Sift the listing for lines that hold the string "från" and pull them out.

Saved entries:
---

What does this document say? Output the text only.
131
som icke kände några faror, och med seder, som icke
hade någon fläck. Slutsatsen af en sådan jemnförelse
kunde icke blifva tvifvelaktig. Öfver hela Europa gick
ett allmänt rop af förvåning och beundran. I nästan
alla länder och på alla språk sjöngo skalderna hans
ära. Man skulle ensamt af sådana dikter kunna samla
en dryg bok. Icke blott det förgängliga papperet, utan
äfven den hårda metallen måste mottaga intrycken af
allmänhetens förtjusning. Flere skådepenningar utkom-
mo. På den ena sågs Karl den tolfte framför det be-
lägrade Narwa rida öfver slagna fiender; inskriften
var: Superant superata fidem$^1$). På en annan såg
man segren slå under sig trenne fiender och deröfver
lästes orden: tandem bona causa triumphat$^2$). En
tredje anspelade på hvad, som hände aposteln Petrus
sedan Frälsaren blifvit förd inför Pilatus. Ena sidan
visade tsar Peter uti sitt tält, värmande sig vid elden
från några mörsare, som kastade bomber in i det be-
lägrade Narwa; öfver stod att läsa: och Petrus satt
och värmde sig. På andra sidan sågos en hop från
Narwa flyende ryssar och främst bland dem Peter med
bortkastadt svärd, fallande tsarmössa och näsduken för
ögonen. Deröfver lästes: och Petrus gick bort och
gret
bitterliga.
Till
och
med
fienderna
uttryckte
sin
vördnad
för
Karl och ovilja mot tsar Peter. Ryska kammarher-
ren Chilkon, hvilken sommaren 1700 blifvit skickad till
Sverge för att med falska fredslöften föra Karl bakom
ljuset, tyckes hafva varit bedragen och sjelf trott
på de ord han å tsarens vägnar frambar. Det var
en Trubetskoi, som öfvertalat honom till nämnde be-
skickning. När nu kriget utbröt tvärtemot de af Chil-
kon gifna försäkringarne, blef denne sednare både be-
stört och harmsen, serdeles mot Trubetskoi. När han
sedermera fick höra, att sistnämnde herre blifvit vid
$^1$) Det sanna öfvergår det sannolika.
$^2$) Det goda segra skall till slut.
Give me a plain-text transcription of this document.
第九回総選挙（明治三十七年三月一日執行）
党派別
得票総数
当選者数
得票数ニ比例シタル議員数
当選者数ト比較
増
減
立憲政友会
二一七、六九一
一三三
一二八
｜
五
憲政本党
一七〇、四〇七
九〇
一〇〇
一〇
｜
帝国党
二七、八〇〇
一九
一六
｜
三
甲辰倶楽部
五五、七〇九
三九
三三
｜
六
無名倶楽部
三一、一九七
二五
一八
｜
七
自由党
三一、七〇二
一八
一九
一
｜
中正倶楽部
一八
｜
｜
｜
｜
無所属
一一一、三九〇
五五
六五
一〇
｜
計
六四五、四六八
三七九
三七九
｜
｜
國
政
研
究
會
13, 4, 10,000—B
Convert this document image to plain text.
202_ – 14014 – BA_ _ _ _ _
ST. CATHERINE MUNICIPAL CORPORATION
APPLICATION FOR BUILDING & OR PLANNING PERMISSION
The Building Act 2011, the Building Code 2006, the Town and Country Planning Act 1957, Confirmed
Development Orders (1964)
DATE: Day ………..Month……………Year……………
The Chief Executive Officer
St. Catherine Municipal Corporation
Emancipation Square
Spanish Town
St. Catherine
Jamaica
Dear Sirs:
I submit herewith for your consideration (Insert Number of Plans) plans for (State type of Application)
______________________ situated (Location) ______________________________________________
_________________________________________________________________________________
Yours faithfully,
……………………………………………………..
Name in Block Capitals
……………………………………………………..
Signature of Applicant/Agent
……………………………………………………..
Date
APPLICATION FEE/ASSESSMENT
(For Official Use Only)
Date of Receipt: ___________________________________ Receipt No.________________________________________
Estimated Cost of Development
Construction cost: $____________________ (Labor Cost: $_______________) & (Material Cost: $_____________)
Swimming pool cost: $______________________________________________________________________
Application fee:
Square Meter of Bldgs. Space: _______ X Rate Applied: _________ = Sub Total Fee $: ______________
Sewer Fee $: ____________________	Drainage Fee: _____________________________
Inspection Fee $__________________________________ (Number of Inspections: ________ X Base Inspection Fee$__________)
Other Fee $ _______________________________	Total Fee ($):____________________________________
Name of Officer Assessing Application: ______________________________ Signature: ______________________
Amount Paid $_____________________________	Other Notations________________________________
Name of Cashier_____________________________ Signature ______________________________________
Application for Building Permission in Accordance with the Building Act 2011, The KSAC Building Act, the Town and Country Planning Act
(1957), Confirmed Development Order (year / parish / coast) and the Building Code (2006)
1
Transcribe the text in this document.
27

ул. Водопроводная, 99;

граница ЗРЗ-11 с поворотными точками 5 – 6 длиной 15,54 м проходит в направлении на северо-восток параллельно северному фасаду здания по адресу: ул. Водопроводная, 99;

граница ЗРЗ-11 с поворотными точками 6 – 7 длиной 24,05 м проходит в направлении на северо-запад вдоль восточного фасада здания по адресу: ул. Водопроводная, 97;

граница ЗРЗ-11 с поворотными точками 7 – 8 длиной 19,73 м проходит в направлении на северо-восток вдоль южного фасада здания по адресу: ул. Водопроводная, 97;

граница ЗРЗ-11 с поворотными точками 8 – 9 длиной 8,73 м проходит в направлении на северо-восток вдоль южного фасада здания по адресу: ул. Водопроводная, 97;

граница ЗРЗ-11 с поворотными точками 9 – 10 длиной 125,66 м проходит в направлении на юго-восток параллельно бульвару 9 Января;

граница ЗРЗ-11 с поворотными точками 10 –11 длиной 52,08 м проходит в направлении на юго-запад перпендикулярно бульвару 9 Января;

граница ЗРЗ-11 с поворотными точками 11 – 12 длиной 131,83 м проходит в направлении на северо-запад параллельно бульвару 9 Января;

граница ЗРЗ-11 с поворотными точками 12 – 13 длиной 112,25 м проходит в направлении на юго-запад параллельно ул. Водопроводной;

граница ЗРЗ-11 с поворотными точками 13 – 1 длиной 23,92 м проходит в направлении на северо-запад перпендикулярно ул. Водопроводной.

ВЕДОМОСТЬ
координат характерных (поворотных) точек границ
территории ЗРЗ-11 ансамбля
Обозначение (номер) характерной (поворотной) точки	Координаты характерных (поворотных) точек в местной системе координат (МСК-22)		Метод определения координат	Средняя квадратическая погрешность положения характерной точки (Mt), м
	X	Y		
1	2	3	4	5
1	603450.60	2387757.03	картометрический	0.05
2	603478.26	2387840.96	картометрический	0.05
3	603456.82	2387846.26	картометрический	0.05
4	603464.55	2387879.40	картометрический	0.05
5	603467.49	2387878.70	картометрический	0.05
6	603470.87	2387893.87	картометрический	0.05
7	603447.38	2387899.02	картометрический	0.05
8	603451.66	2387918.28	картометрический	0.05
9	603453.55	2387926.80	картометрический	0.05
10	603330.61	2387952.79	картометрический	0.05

---

**Right answer:**
från några mörsare, som kastade bomber in i det be-
och värmde sig. På andra sidan sågos en hop från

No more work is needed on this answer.